Directive
Find each line containing the string "object" and return it.

Dataset excerpt
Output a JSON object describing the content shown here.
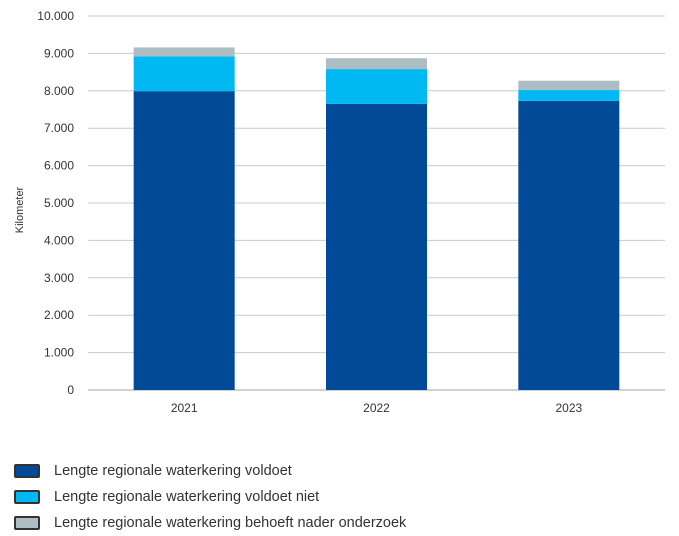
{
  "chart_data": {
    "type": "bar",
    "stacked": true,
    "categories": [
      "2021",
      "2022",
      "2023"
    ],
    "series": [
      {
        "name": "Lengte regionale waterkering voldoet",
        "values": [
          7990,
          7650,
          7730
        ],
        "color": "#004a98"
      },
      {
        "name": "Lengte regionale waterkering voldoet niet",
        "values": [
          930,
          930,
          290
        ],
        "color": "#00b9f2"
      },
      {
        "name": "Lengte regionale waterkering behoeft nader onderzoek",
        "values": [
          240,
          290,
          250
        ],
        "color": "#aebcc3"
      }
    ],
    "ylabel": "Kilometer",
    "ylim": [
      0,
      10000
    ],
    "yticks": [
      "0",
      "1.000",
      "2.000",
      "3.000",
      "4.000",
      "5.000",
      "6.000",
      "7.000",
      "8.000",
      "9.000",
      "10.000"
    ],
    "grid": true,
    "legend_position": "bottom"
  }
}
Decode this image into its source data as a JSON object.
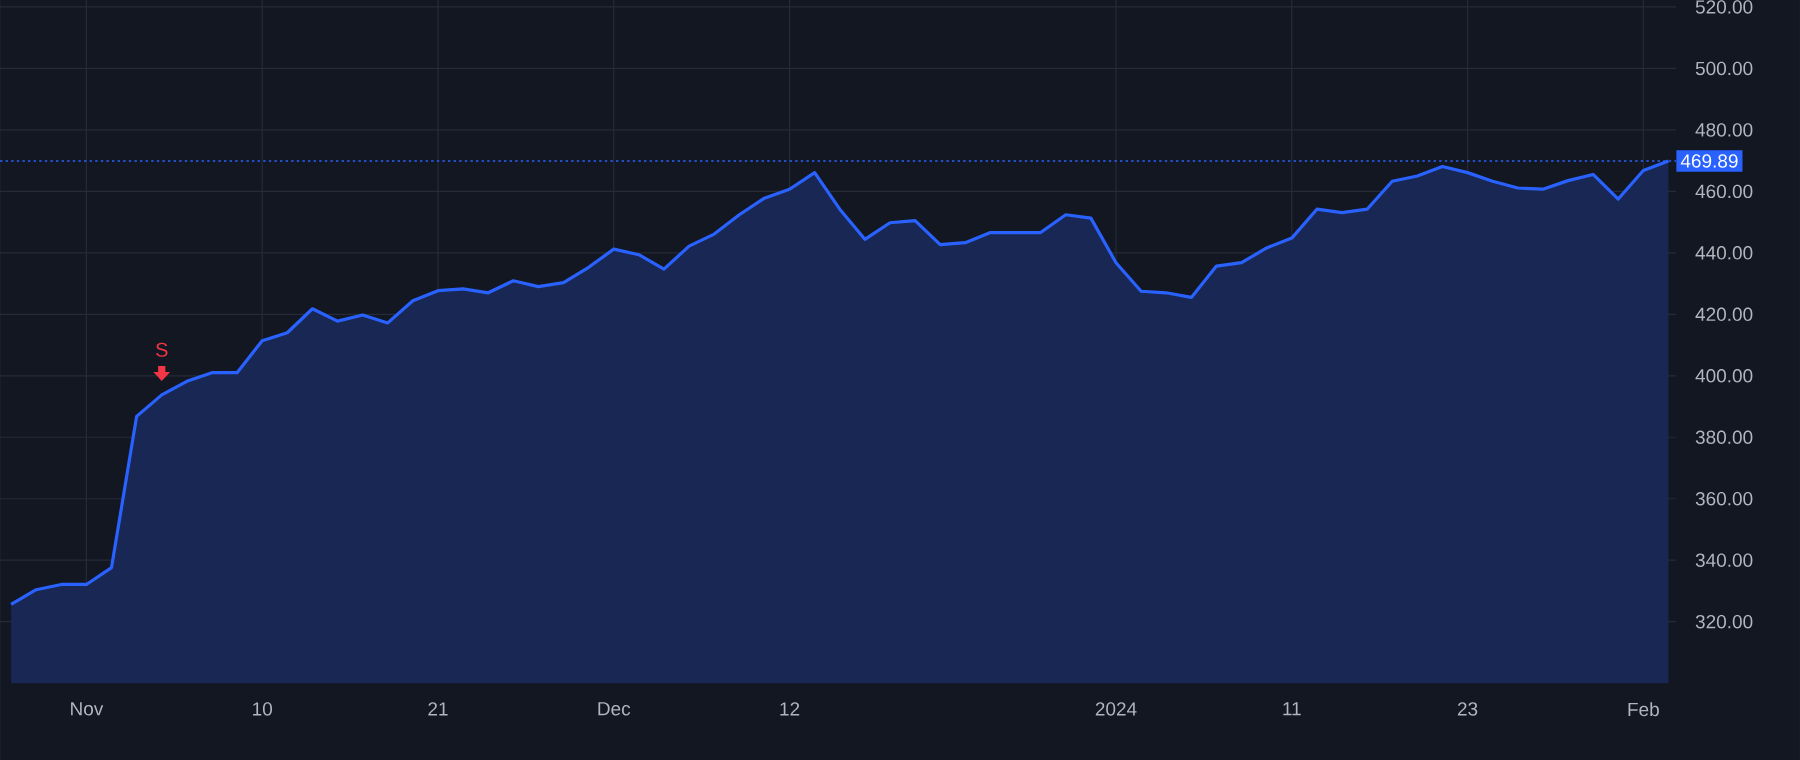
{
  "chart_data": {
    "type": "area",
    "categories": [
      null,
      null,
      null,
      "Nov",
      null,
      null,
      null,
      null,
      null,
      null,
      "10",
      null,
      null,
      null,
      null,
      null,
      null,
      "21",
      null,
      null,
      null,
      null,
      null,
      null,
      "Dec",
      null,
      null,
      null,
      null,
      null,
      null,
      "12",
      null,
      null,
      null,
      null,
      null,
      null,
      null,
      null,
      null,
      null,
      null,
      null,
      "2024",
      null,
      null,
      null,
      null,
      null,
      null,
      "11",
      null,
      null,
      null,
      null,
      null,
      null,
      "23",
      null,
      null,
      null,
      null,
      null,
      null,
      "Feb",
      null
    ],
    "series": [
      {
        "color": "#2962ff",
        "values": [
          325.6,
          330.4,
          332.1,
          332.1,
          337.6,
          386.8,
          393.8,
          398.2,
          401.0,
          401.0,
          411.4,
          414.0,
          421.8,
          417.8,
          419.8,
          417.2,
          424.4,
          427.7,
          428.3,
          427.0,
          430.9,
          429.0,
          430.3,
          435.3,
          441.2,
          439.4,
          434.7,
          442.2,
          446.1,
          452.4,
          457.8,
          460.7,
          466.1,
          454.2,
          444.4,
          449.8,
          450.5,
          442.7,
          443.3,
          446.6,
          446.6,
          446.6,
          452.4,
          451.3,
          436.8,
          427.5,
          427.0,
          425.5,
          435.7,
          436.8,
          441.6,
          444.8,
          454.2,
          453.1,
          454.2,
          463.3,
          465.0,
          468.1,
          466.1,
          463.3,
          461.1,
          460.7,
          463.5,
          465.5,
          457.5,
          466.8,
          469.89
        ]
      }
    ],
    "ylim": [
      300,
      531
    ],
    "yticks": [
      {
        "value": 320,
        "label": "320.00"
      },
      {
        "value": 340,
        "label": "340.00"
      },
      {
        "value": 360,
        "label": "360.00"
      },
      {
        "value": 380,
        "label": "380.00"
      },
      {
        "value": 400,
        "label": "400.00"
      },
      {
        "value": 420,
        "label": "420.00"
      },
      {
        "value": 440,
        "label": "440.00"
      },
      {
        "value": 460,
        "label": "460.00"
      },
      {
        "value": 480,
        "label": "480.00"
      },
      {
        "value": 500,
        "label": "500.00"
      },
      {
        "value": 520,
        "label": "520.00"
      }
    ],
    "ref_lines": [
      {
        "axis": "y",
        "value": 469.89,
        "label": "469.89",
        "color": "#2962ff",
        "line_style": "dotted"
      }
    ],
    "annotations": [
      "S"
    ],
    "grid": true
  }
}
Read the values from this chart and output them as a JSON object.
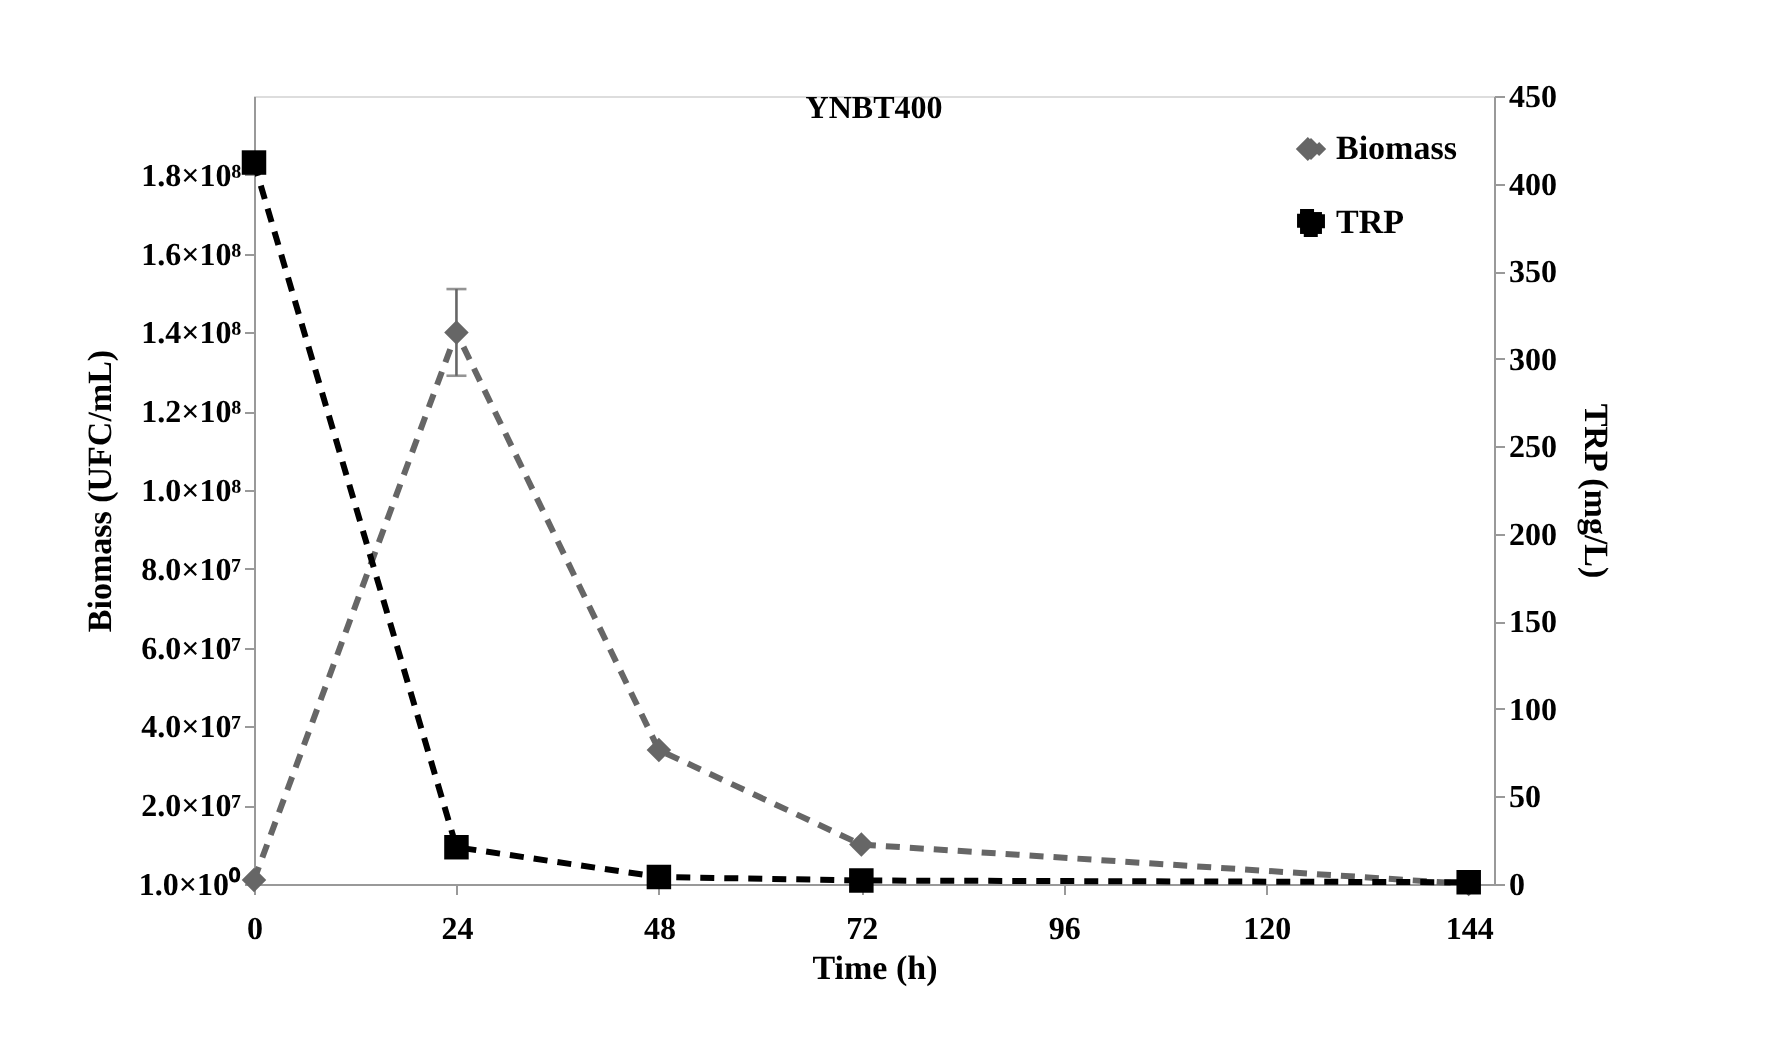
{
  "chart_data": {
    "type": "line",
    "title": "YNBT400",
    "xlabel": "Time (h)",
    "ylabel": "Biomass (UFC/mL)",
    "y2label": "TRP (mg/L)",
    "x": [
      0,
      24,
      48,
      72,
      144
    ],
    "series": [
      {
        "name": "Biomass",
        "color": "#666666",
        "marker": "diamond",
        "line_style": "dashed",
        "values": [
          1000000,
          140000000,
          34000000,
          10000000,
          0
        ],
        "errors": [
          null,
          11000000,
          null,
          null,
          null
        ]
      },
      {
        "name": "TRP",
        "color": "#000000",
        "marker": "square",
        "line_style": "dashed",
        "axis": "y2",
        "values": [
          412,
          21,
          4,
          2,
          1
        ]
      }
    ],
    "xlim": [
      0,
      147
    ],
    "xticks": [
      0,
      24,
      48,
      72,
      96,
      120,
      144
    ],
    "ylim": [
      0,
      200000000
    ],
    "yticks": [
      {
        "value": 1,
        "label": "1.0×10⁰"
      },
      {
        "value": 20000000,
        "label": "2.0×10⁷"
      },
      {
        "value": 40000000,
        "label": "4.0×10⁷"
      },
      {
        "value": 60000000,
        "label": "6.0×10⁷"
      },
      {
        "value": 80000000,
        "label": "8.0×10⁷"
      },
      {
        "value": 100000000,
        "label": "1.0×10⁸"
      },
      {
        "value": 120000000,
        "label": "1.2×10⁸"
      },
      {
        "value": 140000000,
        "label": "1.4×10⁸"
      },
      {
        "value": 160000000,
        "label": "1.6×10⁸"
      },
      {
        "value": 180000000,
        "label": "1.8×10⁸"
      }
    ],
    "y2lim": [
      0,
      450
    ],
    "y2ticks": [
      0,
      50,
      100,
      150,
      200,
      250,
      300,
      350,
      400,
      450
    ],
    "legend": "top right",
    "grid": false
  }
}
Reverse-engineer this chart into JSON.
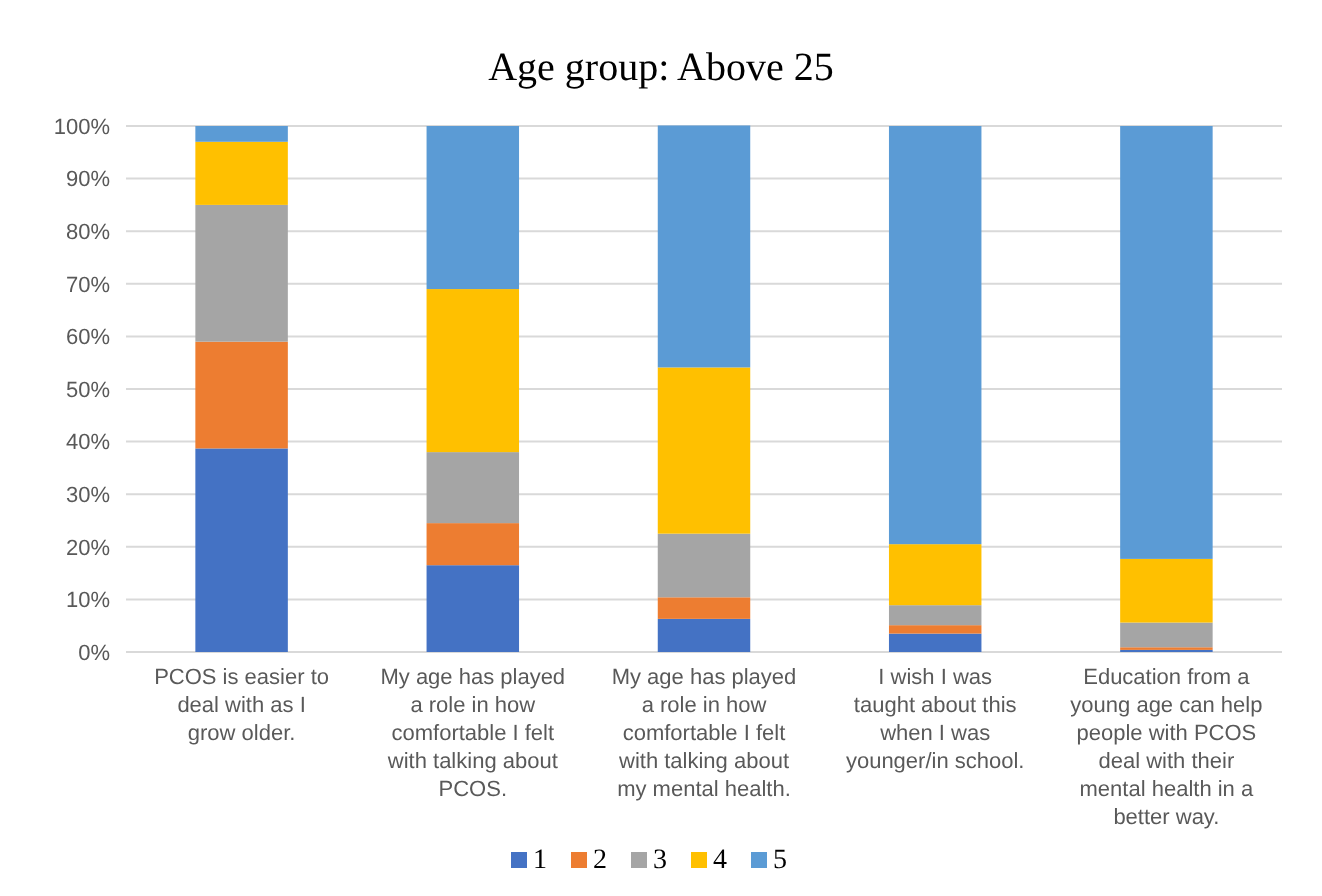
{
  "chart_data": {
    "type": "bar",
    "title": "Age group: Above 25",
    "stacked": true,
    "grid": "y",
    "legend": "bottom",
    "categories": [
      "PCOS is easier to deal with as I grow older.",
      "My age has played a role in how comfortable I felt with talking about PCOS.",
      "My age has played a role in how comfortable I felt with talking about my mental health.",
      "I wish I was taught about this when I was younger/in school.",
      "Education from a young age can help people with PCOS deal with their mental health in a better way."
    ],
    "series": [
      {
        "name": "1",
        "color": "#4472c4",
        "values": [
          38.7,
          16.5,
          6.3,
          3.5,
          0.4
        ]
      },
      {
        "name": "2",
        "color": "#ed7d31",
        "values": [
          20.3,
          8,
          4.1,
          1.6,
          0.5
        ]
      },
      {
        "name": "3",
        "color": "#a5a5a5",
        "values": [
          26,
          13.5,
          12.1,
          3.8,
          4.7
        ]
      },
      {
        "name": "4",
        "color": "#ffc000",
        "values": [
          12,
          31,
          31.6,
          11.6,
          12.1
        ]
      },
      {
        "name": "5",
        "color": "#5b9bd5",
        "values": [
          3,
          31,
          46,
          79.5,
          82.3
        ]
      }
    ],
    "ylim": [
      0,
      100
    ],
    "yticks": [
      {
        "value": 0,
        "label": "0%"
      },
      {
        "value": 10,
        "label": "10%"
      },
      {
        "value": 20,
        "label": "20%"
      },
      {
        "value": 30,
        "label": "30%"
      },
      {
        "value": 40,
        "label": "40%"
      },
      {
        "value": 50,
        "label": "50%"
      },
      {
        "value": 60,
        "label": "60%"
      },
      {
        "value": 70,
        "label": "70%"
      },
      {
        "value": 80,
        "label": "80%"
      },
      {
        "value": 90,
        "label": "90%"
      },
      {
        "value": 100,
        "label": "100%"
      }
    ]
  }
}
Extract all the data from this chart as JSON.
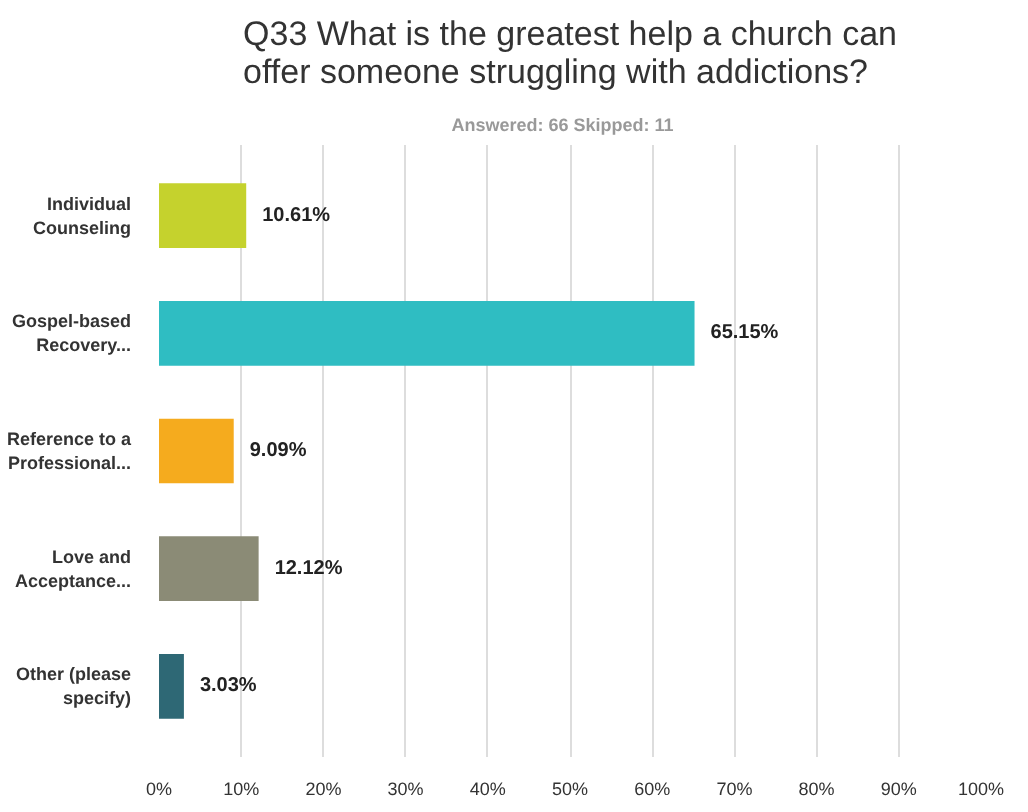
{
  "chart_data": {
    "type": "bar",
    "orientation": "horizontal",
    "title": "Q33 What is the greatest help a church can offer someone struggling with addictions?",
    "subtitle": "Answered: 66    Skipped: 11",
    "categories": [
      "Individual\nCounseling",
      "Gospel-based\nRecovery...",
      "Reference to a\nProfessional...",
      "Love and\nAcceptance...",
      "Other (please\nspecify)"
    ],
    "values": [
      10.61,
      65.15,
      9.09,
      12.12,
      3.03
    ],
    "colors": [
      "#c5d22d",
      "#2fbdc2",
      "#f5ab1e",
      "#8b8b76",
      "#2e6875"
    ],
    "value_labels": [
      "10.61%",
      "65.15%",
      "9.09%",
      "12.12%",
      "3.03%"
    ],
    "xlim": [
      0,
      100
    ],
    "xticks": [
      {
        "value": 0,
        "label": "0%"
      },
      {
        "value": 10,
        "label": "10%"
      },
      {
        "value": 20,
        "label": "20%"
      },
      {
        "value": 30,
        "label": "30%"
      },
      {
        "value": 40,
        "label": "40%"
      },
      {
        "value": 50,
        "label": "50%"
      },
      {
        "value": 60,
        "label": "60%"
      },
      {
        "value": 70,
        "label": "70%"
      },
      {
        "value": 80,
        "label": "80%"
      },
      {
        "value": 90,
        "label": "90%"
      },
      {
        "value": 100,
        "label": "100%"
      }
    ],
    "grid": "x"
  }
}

The output
Output a JSON object describing the content shown here.
Decode this image into its source data as a JSON object.
Read the values from this chart and output them as a JSON object.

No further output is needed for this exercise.